Stored records:
++++++

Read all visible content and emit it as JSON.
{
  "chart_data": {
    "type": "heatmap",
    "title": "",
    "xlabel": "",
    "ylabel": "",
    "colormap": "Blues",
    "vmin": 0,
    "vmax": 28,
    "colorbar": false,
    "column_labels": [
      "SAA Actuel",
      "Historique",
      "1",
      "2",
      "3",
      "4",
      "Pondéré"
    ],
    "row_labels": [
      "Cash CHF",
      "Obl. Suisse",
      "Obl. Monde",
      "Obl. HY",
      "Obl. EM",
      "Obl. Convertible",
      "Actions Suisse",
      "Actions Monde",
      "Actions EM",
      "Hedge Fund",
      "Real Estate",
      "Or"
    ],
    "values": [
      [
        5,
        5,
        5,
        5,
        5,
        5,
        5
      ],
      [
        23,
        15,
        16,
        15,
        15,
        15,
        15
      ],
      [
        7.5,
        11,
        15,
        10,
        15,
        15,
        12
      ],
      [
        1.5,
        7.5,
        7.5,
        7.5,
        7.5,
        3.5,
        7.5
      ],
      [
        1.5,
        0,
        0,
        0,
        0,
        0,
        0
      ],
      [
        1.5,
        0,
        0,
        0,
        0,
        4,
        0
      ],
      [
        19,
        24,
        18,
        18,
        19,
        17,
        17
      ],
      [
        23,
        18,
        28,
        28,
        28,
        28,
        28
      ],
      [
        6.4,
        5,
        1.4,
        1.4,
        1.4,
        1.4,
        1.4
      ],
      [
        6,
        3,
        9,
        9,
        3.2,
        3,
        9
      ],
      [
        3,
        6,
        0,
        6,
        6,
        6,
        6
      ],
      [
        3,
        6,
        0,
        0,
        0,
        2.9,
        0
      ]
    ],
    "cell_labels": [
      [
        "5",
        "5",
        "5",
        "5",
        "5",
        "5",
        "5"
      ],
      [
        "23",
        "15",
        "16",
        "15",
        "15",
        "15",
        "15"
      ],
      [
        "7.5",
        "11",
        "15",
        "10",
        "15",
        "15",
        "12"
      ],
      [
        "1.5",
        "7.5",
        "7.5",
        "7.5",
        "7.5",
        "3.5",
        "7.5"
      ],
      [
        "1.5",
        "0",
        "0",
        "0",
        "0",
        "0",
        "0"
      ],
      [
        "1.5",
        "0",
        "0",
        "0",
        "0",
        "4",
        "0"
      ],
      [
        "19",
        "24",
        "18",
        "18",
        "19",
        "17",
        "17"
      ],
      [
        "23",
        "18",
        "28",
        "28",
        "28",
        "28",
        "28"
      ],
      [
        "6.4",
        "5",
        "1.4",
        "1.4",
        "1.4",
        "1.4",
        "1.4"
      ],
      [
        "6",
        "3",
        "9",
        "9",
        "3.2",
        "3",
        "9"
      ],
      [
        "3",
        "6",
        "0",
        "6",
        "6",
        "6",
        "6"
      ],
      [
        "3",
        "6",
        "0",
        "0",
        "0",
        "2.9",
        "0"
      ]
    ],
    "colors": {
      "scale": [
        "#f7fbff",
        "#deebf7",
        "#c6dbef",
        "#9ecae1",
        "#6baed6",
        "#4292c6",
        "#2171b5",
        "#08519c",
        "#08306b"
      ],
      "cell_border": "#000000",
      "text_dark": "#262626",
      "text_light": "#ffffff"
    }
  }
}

++++++

§ **Description of the task**
Go through the material above and count the lines that include "Actions". Give the number alone.

§ **Exercise answer**
3